> [Aim of the task]:
Locate the word "přístroji" in the data below, then copy every line that holds it.

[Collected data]
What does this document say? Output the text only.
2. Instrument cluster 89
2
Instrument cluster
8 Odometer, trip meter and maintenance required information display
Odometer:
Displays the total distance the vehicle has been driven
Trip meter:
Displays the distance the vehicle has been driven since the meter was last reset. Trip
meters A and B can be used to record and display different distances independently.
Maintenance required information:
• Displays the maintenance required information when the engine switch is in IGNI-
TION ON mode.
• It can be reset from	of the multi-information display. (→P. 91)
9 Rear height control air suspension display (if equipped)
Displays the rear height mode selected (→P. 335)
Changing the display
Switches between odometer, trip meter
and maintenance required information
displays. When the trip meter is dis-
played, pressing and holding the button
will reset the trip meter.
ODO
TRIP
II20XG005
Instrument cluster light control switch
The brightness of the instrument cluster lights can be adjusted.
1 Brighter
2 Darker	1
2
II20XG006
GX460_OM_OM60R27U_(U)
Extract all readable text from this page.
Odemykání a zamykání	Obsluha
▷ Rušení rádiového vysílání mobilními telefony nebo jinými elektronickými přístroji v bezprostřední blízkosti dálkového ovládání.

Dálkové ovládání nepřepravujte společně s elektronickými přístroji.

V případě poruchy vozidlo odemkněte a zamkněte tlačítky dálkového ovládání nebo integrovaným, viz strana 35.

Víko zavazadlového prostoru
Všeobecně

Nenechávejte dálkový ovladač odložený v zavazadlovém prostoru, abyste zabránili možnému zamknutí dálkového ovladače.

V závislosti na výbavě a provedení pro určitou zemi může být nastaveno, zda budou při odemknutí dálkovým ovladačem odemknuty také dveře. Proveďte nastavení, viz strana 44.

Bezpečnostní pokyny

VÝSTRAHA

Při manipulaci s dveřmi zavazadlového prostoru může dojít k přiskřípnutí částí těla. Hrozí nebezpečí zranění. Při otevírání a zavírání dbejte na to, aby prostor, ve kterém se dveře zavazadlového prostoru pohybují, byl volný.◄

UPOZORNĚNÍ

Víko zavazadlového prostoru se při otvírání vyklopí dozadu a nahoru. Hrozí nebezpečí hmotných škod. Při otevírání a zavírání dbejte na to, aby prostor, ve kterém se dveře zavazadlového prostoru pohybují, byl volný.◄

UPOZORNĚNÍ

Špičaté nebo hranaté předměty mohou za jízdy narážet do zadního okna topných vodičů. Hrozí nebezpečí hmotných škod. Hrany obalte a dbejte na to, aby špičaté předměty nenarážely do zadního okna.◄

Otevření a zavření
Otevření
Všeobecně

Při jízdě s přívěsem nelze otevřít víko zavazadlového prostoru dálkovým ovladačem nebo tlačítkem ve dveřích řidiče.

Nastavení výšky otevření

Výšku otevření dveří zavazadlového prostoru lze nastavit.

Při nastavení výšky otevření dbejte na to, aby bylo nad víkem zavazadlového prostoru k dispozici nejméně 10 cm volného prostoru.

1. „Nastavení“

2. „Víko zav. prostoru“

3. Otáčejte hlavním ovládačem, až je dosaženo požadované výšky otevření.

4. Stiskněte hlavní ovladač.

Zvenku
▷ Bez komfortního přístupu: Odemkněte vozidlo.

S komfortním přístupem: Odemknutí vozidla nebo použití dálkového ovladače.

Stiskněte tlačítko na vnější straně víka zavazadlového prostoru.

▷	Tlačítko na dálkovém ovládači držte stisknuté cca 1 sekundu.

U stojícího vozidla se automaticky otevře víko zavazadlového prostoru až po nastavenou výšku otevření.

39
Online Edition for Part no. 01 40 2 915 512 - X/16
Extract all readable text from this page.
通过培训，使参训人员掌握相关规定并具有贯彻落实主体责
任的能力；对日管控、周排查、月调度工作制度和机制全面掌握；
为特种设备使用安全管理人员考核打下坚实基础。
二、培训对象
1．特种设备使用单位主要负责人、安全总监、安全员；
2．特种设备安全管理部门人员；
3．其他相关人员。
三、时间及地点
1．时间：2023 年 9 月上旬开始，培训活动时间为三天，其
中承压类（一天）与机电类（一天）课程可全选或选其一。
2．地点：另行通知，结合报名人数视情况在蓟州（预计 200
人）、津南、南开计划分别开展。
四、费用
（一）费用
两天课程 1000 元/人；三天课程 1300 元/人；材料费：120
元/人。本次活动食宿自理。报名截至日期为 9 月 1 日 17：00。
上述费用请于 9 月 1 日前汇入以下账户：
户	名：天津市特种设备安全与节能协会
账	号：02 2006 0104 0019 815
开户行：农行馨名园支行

> [Exercise output]:
▷ Rušení rádiového vysílání mobilními telefony nebo jinými elektronickými přístroji v bezprostřední blízkosti dálkového ovládání.
Dálkové ovládání nepřepravujte společně s elektronickými přístroji.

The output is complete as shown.